> _Set problem_: Take the data below and repeat it exactly.

┌──

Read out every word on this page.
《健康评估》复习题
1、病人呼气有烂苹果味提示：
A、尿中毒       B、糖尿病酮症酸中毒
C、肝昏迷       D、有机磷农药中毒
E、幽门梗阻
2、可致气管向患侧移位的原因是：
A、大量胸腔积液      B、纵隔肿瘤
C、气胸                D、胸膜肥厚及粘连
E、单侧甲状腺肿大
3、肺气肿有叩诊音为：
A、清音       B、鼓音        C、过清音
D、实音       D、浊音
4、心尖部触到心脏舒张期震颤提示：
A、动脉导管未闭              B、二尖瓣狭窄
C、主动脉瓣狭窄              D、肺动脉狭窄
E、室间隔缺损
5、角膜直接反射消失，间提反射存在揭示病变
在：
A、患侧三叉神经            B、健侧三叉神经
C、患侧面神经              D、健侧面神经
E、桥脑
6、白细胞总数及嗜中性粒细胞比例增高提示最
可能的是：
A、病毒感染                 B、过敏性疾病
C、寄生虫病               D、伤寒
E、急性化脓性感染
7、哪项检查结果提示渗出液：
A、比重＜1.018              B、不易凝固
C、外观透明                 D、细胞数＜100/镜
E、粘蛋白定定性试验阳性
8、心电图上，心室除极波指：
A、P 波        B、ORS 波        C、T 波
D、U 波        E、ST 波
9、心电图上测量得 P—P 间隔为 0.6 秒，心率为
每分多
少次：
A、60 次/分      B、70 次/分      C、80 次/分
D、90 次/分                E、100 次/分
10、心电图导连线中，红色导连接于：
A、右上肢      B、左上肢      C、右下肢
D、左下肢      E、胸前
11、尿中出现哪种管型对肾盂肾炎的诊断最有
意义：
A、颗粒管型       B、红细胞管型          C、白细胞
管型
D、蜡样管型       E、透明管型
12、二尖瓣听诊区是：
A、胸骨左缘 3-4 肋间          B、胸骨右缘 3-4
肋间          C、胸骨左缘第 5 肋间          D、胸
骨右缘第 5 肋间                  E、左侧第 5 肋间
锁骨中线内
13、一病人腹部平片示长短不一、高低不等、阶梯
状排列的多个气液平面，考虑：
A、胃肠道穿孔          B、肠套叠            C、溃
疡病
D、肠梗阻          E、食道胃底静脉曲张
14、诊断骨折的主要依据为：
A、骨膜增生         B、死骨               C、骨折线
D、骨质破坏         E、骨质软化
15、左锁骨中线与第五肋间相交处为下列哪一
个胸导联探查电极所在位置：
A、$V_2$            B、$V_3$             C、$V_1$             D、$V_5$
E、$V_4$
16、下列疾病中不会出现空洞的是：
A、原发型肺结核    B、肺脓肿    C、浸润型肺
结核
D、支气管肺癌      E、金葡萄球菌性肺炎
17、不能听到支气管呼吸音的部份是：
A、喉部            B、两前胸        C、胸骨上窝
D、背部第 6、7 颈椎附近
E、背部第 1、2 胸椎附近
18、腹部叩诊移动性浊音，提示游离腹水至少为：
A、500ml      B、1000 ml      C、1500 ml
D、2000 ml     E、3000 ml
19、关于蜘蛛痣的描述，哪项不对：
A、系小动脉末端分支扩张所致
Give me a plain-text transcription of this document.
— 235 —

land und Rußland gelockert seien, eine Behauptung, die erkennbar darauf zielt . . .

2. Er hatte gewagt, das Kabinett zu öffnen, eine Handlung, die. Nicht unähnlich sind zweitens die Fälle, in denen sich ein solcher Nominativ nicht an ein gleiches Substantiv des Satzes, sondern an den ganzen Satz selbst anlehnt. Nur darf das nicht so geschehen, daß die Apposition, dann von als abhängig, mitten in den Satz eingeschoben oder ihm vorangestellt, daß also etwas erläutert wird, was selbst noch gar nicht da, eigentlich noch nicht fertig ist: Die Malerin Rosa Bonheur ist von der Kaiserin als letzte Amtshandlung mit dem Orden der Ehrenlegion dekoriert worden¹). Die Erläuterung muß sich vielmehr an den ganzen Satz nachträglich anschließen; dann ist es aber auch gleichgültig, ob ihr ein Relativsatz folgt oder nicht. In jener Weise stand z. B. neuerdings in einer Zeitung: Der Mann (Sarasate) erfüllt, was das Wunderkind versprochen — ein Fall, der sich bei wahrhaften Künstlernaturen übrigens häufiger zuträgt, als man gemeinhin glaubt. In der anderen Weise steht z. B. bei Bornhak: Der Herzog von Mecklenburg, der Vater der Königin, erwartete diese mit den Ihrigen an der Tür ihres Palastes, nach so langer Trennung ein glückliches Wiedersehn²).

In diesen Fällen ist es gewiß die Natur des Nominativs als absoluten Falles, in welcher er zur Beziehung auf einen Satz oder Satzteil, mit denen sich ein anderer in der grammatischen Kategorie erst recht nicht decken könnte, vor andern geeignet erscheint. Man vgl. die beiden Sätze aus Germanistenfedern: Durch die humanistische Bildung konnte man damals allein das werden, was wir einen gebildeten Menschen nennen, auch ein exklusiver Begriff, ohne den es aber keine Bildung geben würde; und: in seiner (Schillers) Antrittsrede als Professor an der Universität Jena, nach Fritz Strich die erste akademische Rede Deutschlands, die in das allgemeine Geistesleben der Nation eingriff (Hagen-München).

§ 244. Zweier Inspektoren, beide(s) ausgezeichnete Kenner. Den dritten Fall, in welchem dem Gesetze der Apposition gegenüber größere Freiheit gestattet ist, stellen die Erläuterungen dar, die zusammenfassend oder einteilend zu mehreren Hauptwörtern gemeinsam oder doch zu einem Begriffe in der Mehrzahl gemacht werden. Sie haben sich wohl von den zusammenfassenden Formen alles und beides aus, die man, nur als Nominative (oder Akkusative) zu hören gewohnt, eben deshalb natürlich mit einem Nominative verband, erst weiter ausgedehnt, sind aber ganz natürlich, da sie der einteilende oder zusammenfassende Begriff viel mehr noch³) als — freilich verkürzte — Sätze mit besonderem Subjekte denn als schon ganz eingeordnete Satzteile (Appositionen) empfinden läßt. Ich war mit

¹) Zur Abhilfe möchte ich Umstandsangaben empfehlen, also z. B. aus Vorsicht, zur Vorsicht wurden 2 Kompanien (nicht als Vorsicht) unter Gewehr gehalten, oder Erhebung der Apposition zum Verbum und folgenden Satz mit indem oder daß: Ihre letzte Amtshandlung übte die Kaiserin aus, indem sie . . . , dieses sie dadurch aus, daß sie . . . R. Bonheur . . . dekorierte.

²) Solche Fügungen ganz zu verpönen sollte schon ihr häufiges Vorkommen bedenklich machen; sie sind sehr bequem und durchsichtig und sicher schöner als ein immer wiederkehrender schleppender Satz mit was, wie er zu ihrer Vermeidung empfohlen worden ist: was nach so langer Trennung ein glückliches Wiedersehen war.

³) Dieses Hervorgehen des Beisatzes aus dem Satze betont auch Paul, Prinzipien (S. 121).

└──

> _Task answer_:
Read out every word on this page.
《健康评估》复习题
1、病人呼气有烂苹果味提示：
A、尿中毒       B、糖尿病酮症酸中毒
C、肝昏迷       D、有机磷农药中毒
E、幽门梗阻
2、可致气管向患侧移位的原因是：
A、大量胸腔积液      B、纵隔肿瘤
C、气胸                D、胸膜肥厚及粘连
E、单侧甲状腺肿大
3、肺气肿有叩诊音为：
A、清音       B、鼓音        C、过清音
D、实音       D、浊音
4、心尖部触到心脏舒张期震颤提示：
A、动脉导管未闭              B、二尖瓣狭窄
C、主动脉瓣狭窄              D、肺动脉狭窄
E、室间隔缺损
5、角膜直接反射消失，间提反射存在揭示病变
在：
A、患侧三叉神经            B、健侧三叉神经
C、患侧面神经              D、健侧面神经
E、桥脑
6、白细胞总数及嗜中性粒细胞比例增高提示最
可能的是：
A、病毒感染                 B、过敏性疾病
C、寄生虫病               D、伤寒
E、急性化脓性感染
7、哪项检查结果提示渗出液：
A、比重＜1.018              B、不易凝固
C、外观透明                 D、细胞数＜100/镜
E、粘蛋白定定性试验阳性
8、心电图上，心室除极波指：
A、P 波        B、ORS 波        C、T 波
D、U 波        E、ST 波
9、心电图上测量得 P—P 间隔为 0.6 秒，心率为
每分多
少次：
A、60 次/分      B、70 次/分      C、80 次/分
D、90 次/分                E、100 次/分
10、心电图导连线中，红色导连接于：
A、右上肢      B、左上肢      C、右下肢
D、左下肢      E、胸前
11、尿中出现哪种管型对肾盂肾炎的诊断最有
意义：
A、颗粒管型       B、红细胞管型          C、白细胞
管型
D、蜡样管型       E、透明管型
12、二尖瓣听诊区是：
A、胸骨左缘 3-4 肋间          B、胸骨右缘 3-4
肋间          C、胸骨左缘第 5 肋间          D、胸
骨右缘第 5 肋间                  E、左侧第 5 肋间
锁骨中线内
13、一病人腹部平片示长短不一、高低不等、阶梯
状排列的多个气液平面，考虑：
A、胃肠道穿孔          B、肠套叠            C、溃
疡病
D、肠梗阻          E、食道胃底静脉曲张
14、诊断骨折的主要依据为：
A、骨膜增生         B、死骨               C、骨折线
D、骨质破坏         E、骨质软化
15、左锁骨中线与第五肋间相交处为下列哪一
个胸导联探查电极所在位置：
A、$V_2$            B、$V_3$             C、$V_1$             D、$V_5$
E、$V_4$
16、下列疾病中不会出现空洞的是：
A、原发型肺结核    B、肺脓肿    C、浸润型肺
结核
D、支气管肺癌      E、金葡萄球菌性肺炎
17、不能听到支气管呼吸音的部份是：
A、喉部            B、两前胸        C、胸骨上窝
D、背部第 6、7 颈椎附近
E、背部第 1、2 胸椎附近
18、腹部叩诊移动性浊音，提示游离腹水至少为：
A、500ml      B、1000 ml      C、1500 ml
D、2000 ml     E、3000 ml
19、关于蜘蛛痣的描述，哪项不对：
A、系小动脉末端分支扩张所致
Give me a plain-text transcription of this document.
— 235 —

land und Rußland gelockert seien, eine Behauptung, die erkennbar darauf zielt . . .

2. Er hatte gewagt, das Kabinett zu öffnen, eine Handlung, die. Nicht unähnlich sind zweitens die Fälle, in denen sich ein solcher Nominativ nicht an ein gleiches Substantiv des Satzes, sondern an den ganzen Satz selbst anlehnt. Nur darf das nicht so geschehen, daß die Apposition, dann von als abhängig, mitten in den Satz eingeschoben oder ihm vorangestellt, daß also etwas erläutert wird, was selbst noch gar nicht da, eigentlich noch nicht fertig ist: Die Malerin Rosa Bonheur ist von der Kaiserin als letzte Amtshandlung mit dem Orden der Ehrenlegion dekoriert worden¹). Die Erläuterung muß sich vielmehr an den ganzen Satz nachträglich anschließen; dann ist es aber auch gleichgültig, ob ihr ein Relativsatz folgt oder nicht. In jener Weise stand z. B. neuerdings in einer Zeitung: Der Mann (Sarasate) erfüllt, was das Wunderkind versprochen — ein Fall, der sich bei wahrhaften Künstlernaturen übrigens häufiger zuträgt, als man gemeinhin glaubt. In der anderen Weise steht z. B. bei Bornhak: Der Herzog von Mecklenburg, der Vater der Königin, erwartete diese mit den Ihrigen an der Tür ihres Palastes, nach so langer Trennung ein glückliches Wiedersehn²).

In diesen Fällen ist es gewiß die Natur des Nominativs als absoluten Falles, in welcher er zur Beziehung auf einen Satz oder Satzteil, mit denen sich ein anderer in der grammatischen Kategorie erst recht nicht decken könnte, vor andern geeignet erscheint. Man vgl. die beiden Sätze aus Germanistenfedern: Durch die humanistische Bildung konnte man damals allein das werden, was wir einen gebildeten Menschen nennen, auch ein exklusiver Begriff, ohne den es aber keine Bildung geben würde; und: in seiner (Schillers) Antrittsrede als Professor an der Universität Jena, nach Fritz Strich die erste akademische Rede Deutschlands, die in das allgemeine Geistesleben der Nation eingriff (Hagen-München).

§ 244. Zweier Inspektoren, beide(s) ausgezeichnete Kenner. Den dritten Fall, in welchem dem Gesetze der Apposition gegenüber größere Freiheit gestattet ist, stellen die Erläuterungen dar, die zusammenfassend oder einteilend zu mehreren Hauptwörtern gemeinsam oder doch zu einem Begriffe in der Mehrzahl gemacht werden. Sie haben sich wohl von den zusammenfassenden Formen alles und beides aus, die man, nur als Nominative (oder Akkusative) zu hören gewohnt, eben deshalb natürlich mit einem Nominative verband, erst weiter ausgedehnt, sind aber ganz natürlich, da sie der einteilende oder zusammenfassende Begriff viel mehr noch³) als — freilich verkürzte — Sätze mit besonderem Subjekte denn als schon ganz eingeordnete Satzteile (Appositionen) empfinden läßt. Ich war mit

¹) Zur Abhilfe möchte ich Umstandsangaben empfehlen, also z. B. aus Vorsicht, zur Vorsicht wurden 2 Kompanien (nicht als Vorsicht) unter Gewehr gehalten, oder Erhebung der Apposition zum Verbum und folgenden Satz mit indem oder daß: Ihre letzte Amtshandlung übte die Kaiserin aus, indem sie . . . , dieses sie dadurch aus, daß sie . . . R. Bonheur . . . dekorierte.

²) Solche Fügungen ganz zu verpönen sollte schon ihr häufiges Vorkommen bedenklich machen; sie sind sehr bequem und durchsichtig und sicher schöner als ein immer wiederkehrender schleppender Satz mit was, wie er zu ihrer Vermeidung empfohlen worden ist: was nach so langer Trennung ein glückliches Wiedersehen war.

³) Dieses Hervorgehen des Beisatzes aus dem Satze betont auch Paul, Prinzipien (S. 121).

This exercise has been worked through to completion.